Data records

+ + +

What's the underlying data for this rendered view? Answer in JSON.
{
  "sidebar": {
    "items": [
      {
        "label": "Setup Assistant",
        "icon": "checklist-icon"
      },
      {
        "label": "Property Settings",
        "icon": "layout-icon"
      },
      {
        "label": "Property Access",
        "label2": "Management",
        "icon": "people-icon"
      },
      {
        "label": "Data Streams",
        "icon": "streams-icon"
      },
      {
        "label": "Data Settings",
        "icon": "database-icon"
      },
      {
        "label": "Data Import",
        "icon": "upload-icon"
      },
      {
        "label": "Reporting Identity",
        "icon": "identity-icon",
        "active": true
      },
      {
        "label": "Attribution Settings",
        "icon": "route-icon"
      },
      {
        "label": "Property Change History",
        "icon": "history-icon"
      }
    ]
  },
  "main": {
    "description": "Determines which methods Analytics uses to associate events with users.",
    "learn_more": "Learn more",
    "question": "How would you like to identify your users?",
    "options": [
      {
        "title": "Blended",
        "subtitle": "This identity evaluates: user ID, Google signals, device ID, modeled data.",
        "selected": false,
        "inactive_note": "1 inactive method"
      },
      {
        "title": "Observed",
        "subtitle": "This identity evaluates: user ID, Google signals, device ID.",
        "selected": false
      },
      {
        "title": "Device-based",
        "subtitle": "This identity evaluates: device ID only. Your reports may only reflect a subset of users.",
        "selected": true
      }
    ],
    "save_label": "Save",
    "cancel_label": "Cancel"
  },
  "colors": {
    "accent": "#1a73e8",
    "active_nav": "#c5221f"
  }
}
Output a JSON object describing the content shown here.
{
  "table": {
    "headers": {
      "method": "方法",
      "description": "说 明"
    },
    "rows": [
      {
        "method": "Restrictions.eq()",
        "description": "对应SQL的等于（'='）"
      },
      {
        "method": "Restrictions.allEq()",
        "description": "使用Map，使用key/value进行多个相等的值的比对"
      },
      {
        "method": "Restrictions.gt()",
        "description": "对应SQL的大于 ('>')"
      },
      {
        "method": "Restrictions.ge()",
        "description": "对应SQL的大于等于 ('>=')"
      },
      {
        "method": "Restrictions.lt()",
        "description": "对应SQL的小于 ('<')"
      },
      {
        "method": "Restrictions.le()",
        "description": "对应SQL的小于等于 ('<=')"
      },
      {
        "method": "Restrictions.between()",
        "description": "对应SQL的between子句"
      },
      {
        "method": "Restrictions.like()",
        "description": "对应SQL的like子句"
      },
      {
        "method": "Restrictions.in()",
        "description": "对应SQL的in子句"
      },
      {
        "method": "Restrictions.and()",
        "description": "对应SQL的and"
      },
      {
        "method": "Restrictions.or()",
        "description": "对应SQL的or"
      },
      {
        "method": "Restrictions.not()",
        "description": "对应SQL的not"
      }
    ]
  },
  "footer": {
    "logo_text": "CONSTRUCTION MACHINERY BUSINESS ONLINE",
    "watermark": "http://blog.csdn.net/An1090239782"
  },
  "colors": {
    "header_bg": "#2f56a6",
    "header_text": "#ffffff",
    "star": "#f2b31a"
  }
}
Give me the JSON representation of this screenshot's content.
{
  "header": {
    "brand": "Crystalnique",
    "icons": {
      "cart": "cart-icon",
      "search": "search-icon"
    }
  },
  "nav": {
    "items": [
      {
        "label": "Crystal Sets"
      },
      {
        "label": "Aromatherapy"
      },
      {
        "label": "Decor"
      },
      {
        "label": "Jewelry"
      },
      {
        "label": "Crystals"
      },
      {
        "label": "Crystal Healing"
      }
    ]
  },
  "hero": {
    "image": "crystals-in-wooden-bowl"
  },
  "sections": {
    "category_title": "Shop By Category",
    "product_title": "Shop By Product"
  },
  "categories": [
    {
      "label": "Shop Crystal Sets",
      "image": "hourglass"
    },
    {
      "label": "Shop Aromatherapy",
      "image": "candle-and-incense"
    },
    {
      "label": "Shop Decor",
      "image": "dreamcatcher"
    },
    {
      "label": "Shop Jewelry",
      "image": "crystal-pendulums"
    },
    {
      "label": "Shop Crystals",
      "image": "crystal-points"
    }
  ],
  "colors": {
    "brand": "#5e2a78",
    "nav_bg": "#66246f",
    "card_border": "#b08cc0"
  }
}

+ + +

PROMPT:
Return the material exactly as it stands.

ANSWER TO THIS PROBLEM:
What's the underlying data for this rendered view? Answer in JSON.
{
  "sidebar": {
    "items": [
      {
        "label": "Setup Assistant",
        "icon": "checklist-icon"
      },
      {
        "label": "Property Settings",
        "icon": "layout-icon"
      },
      {
        "label": "Property Access",
        "label2": "Management",
        "icon": "people-icon"
      },
      {
        "label": "Data Streams",
        "icon": "streams-icon"
      },
      {
        "label": "Data Settings",
        "icon": "database-icon"
      },
      {
        "label": "Data Import",
        "icon": "upload-icon"
      },
      {
        "label": "Reporting Identity",
        "icon": "identity-icon",
        "active": true
      },
      {
        "label": "Attribution Settings",
        "icon": "route-icon"
      },
      {
        "label": "Property Change History",
        "icon": "history-icon"
      }
    ]
  },
  "main": {
    "description": "Determines which methods Analytics uses to associate events with users.",
    "learn_more": "Learn more",
    "question": "How would you like to identify your users?",
    "options": [
      {
        "title": "Blended",
        "subtitle": "This identity evaluates: user ID, Google signals, device ID, modeled data.",
        "selected": false,
        "inactive_note": "1 inactive method"
      },
      {
        "title": "Observed",
        "subtitle": "This identity evaluates: user ID, Google signals, device ID.",
        "selected": false
      },
      {
        "title": "Device-based",
        "subtitle": "This identity evaluates: device ID only. Your reports may only reflect a subset of users.",
        "selected": true
      }
    ],
    "save_label": "Save",
    "cancel_label": "Cancel"
  },
  "colors": {
    "accent": "#1a73e8",
    "active_nav": "#c5221f"
  }
}
Output a JSON object describing the content shown here.
{
  "table": {
    "headers": {
      "method": "方法",
      "description": "说 明"
    },
    "rows": [
      {
        "method": "Restrictions.eq()",
        "description": "对应SQL的等于（'='）"
      },
      {
        "method": "Restrictions.allEq()",
        "description": "使用Map，使用key/value进行多个相等的值的比对"
      },
      {
        "method": "Restrictions.gt()",
        "description": "对应SQL的大于 ('>')"
      },
      {
        "method": "Restrictions.ge()",
        "description": "对应SQL的大于等于 ('>=')"
      },
      {
        "method": "Restrictions.lt()",
        "description": "对应SQL的小于 ('<')"
      },
      {
        "method": "Restrictions.le()",
        "description": "对应SQL的小于等于 ('<=')"
      },
      {
        "method": "Restrictions.between()",
        "description": "对应SQL的between子句"
      },
      {
        "method": "Restrictions.like()",
        "description": "对应SQL的like子句"
      },
      {
        "method": "Restrictions.in()",
        "description": "对应SQL的in子句"
      },
      {
        "method": "Restrictions.and()",
        "description": "对应SQL的and"
      },
      {
        "method": "Restrictions.or()",
        "description": "对应SQL的or"
      },
      {
        "method": "Restrictions.not()",
        "description": "对应SQL的not"
      }
    ]
  },
  "footer": {
    "logo_text": "CONSTRUCTION MACHINERY BUSINESS ONLINE",
    "watermark": "http://blog.csdn.net/An1090239782"
  },
  "colors": {
    "header_bg": "#2f56a6",
    "header_text": "#ffffff",
    "star": "#f2b31a"
  }
}
Give me the JSON representation of this screenshot's content.
{
  "header": {
    "brand": "Crystalnique",
    "icons": {
      "cart": "cart-icon",
      "search": "search-icon"
    }
  },
  "nav": {
    "items": [
      {
        "label": "Crystal Sets"
      },
      {
        "label": "Aromatherapy"
      },
      {
        "label": "Decor"
      },
      {
        "label": "Jewelry"
      },
      {
        "label": "Crystals"
      },
      {
        "label": "Crystal Healing"
      }
    ]
  },
  "hero": {
    "image": "crystals-in-wooden-bowl"
  },
  "sections": {
    "category_title": "Shop By Category",
    "product_title": "Shop By Product"
  },
  "categories": [
    {
      "label": "Shop Crystal Sets",
      "image": "hourglass"
    },
    {
      "label": "Shop Aromatherapy",
      "image": "candle-and-incense"
    },
    {
      "label": "Shop Decor",
      "image": "dreamcatcher"
    },
    {
      "label": "Shop Jewelry",
      "image": "crystal-pendulums"
    },
    {
      "label": "Shop Crystals",
      "image": "crystal-points"
    }
  ],
  "colors": {
    "brand": "#5e2a78",
    "nav_bg": "#66246f",
    "card_border": "#b08cc0"
  }
}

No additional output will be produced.